▶ _Task brief_: Working from the entries that follow, transcribe exactly and only the lines from the one with "What data populates" through the last, pictures excluded.

(Entries from a visual dataset)

==============================

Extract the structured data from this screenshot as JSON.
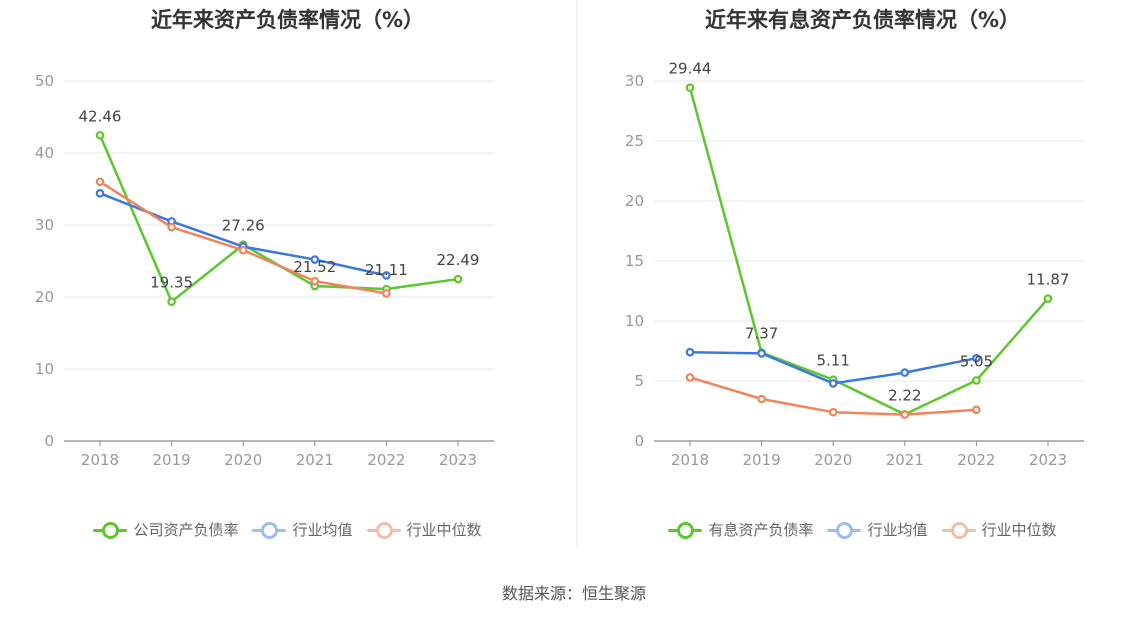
{
  "chart_data": [
    {
      "type": "line",
      "title": "近年来资产负债率情况（%）",
      "categories": [
        "2018",
        "2019",
        "2020",
        "2021",
        "2022",
        "2023"
      ],
      "ylim": [
        0,
        50
      ],
      "yticks": [
        0,
        10,
        20,
        30,
        40,
        50
      ],
      "grid": true,
      "legend_position": "bottom",
      "series": [
        {
          "name": "公司资产负债率",
          "color": "#5cc72c",
          "labeled": true,
          "values": [
            42.46,
            19.35,
            27.26,
            21.52,
            21.11,
            22.49
          ],
          "labels": [
            "42.46",
            "19.35",
            "27.26",
            "21.52",
            "21.11",
            "22.49"
          ]
        },
        {
          "name": "行业均值",
          "color": "#3b78e0",
          "labeled": false,
          "values": [
            34.4,
            30.5,
            27.0,
            25.2,
            23.0,
            null
          ]
        },
        {
          "name": "行业中位数",
          "color": "#f0845c",
          "labeled": false,
          "values": [
            36.0,
            29.7,
            26.5,
            22.2,
            20.5,
            null
          ]
        }
      ]
    },
    {
      "type": "line",
      "title": "近年来有息资产负债率情况（%）",
      "categories": [
        "2018",
        "2019",
        "2020",
        "2021",
        "2022",
        "2023"
      ],
      "ylim": [
        0,
        30
      ],
      "yticks": [
        0,
        5,
        10,
        15,
        20,
        25,
        30
      ],
      "grid": true,
      "legend_position": "bottom",
      "series": [
        {
          "name": "有息资产负债率",
          "color": "#5cc72c",
          "labeled": true,
          "values": [
            29.44,
            7.37,
            5.11,
            2.22,
            5.05,
            11.87
          ],
          "labels": [
            "29.44",
            "7.37",
            "5.11",
            "2.22",
            "5.05",
            "11.87"
          ]
        },
        {
          "name": "行业均值",
          "color": "#3b78e0",
          "labeled": false,
          "values": [
            7.4,
            7.3,
            4.8,
            5.7,
            6.9,
            null
          ]
        },
        {
          "name": "行业中位数",
          "color": "#f0845c",
          "labeled": false,
          "values": [
            5.3,
            3.5,
            2.4,
            2.2,
            2.6,
            null
          ]
        }
      ]
    }
  ],
  "source": "数据来源：恒生聚源"
}
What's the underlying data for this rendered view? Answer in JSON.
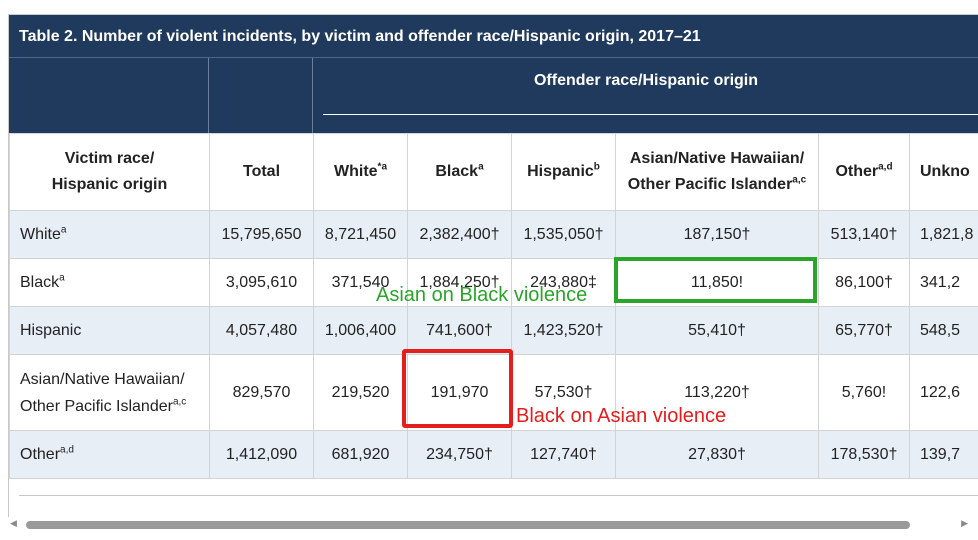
{
  "table": {
    "title": "Table 2. Number of violent incidents, by victim and offender race/Hispanic origin, 2017–21",
    "group_header": "Offender race/Hispanic origin",
    "headers": {
      "victim_line1": "Victim race/",
      "victim_line2": "Hispanic origin",
      "total": "Total",
      "white": "White",
      "white_sup": "*a",
      "black": "Black",
      "black_sup": "a",
      "hispanic": "Hispanic",
      "hispanic_sup": "b",
      "asian_line1": "Asian/Native Hawaiian/",
      "asian_line2": "Other Pacific Islander",
      "asian_sup": "a,c",
      "other": "Other",
      "other_sup": "a,d",
      "unknown": "Unkno"
    },
    "rows": [
      {
        "victim": "White",
        "victim_sup": "a",
        "cells": [
          "15,795,650",
          "8,721,450",
          "2,382,400†",
          "1,535,050†",
          "187,150†",
          "513,140†",
          "1,821,8"
        ]
      },
      {
        "victim": "Black",
        "victim_sup": "a",
        "cells": [
          "3,095,610",
          "371,540",
          "1,884,250†",
          "243,880‡",
          "11,850!",
          "86,100†",
          "341,2"
        ]
      },
      {
        "victim": "Hispanic",
        "victim_sup": "",
        "cells": [
          "4,057,480",
          "1,006,400",
          "741,600†",
          "1,423,520†",
          "55,410†",
          "65,770†",
          "548,5"
        ]
      },
      {
        "victim_line1": "Asian/Native Hawaiian/",
        "victim_line2": "Other Pacific Islander",
        "victim_sup": "a,c",
        "cells": [
          "829,570",
          "219,520",
          "191,970",
          "57,530†",
          "113,220†",
          "5,760!",
          "122,6"
        ]
      },
      {
        "victim": "Other",
        "victim_sup": "a,d",
        "cells": [
          "1,412,090",
          "681,920",
          "234,750†",
          "127,740†",
          "27,830†",
          "178,530†",
          "139,7"
        ]
      }
    ]
  },
  "annotations": {
    "green_label": "Asian on Black violence",
    "red_label": "Black on Asian violence",
    "green_color": "#2aa52a",
    "red_color": "#e41d1d"
  },
  "colors": {
    "header_bg": "#1f3a5c",
    "row_stripe": "#e8eef6"
  },
  "scrollbar": {
    "left_icon": "triangle-left-icon",
    "right_icon": "triangle-right-icon"
  }
}
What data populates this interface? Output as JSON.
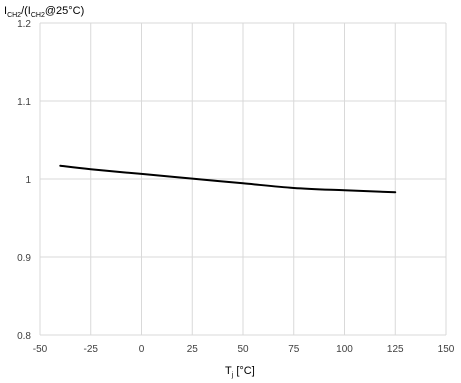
{
  "chart_data": {
    "type": "line",
    "title": "",
    "ylabel": {
      "base": "I",
      "sub1": "CH2",
      "mid": "/(I",
      "sub2": "CH2",
      "tail": "@25°C)"
    },
    "xlabel": {
      "base": "T",
      "sub": "j",
      "tail": " [°C]"
    },
    "xlim": [
      -50,
      150
    ],
    "ylim": [
      0.8,
      1.2
    ],
    "x_ticks": [
      -50,
      -25,
      0,
      25,
      50,
      75,
      100,
      125,
      150
    ],
    "y_ticks": [
      0.8,
      0.9,
      1,
      1.1,
      1.2
    ],
    "x_tick_labels": [
      "-50",
      "-25",
      "0",
      "25",
      "50",
      "75",
      "100",
      "125",
      "150"
    ],
    "y_tick_labels": [
      "0.8",
      "0.9",
      "1",
      "1.1",
      "1.2"
    ],
    "grid": true,
    "series": [
      {
        "color": "#000000",
        "x": [
          -40,
          -25,
          0,
          25,
          50,
          75,
          100,
          125
        ],
        "y": [
          1.017,
          1.0125,
          1.0065,
          1.0005,
          0.9945,
          0.9885,
          0.9855,
          0.983
        ]
      }
    ]
  }
}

==============================

▶ _Response to the exercise_:
What data populates this interface? Output as JSON.
{
  "chart_data": {
    "type": "line",
    "title": "",
    "ylabel": {
      "base": "I",
      "sub1": "CH2",
      "mid": "/(I",
      "sub2": "CH2",
      "tail": "@25°C)"
    },
    "xlabel": {
      "base": "T",
      "sub": "j",
      "tail": " [°C]"
    },
    "xlim": [
      -50,
      150
    ],
    "ylim": [
      0.8,
      1.2
    ],
    "x_ticks": [
      -50,
      -25,
      0,
      25,
      50,
      75,
      100,
      125,
      150
    ],
    "y_ticks": [
      0.8,
      0.9,
      1,
      1.1,
      1.2
    ],
    "x_tick_labels": [
      "-50",
      "-25",
      "0",
      "25",
      "50",
      "75",
      "100",
      "125",
      "150"
    ],
    "y_tick_labels": [
      "0.8",
      "0.9",
      "1",
      "1.1",
      "1.2"
    ],
    "grid": true,
    "series": [
      {
        "color": "#000000",
        "x": [
          -40,
          -25,
          0,
          25,
          50,
          75,
          100,
          125
        ],
        "y": [
          1.017,
          1.0125,
          1.0065,
          1.0005,
          0.9945,
          0.9885,
          0.9855,
          0.983
        ]
      }
    ]
  }
}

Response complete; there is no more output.